-- Start of MATERIALS PROVIDED --

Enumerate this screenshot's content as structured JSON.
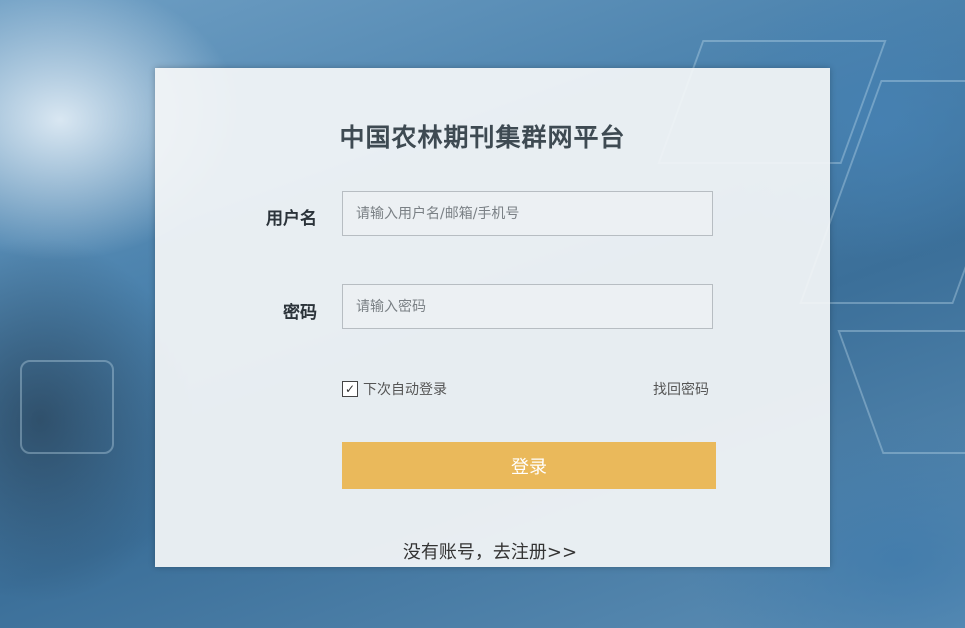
{
  "page": {
    "title": "中国农林期刊集群网平台"
  },
  "form": {
    "username_label": "用户名",
    "username_placeholder": "请输入用户名/邮箱/手机号",
    "username_value": "",
    "password_label": "密码",
    "password_placeholder": "请输入密码",
    "password_value": "",
    "remember_label": "下次自动登录",
    "remember_checked": true,
    "forgot_label": "找回密码",
    "login_label": "登录",
    "register_link": "没有账号，去注册>>"
  },
  "colors": {
    "login_button": "#eab95b",
    "title_text": "#3e4a52"
  }
}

-- End of MATERIALS PROVIDED --

— WHAT IS REQUIRED —
Pictures are to be left out; repeat all the remaining data exactly.

— RESULT FOR THIS EXERCISE —
Enumerate this screenshot's content as structured JSON.
{
  "page": {
    "title": "中国农林期刊集群网平台"
  },
  "form": {
    "username_label": "用户名",
    "username_placeholder": "请输入用户名/邮箱/手机号",
    "username_value": "",
    "password_label": "密码",
    "password_placeholder": "请输入密码",
    "password_value": "",
    "remember_label": "下次自动登录",
    "remember_checked": true,
    "forgot_label": "找回密码",
    "login_label": "登录",
    "register_link": "没有账号，去注册>>"
  },
  "colors": {
    "login_button": "#eab95b",
    "title_text": "#3e4a52"
  }
}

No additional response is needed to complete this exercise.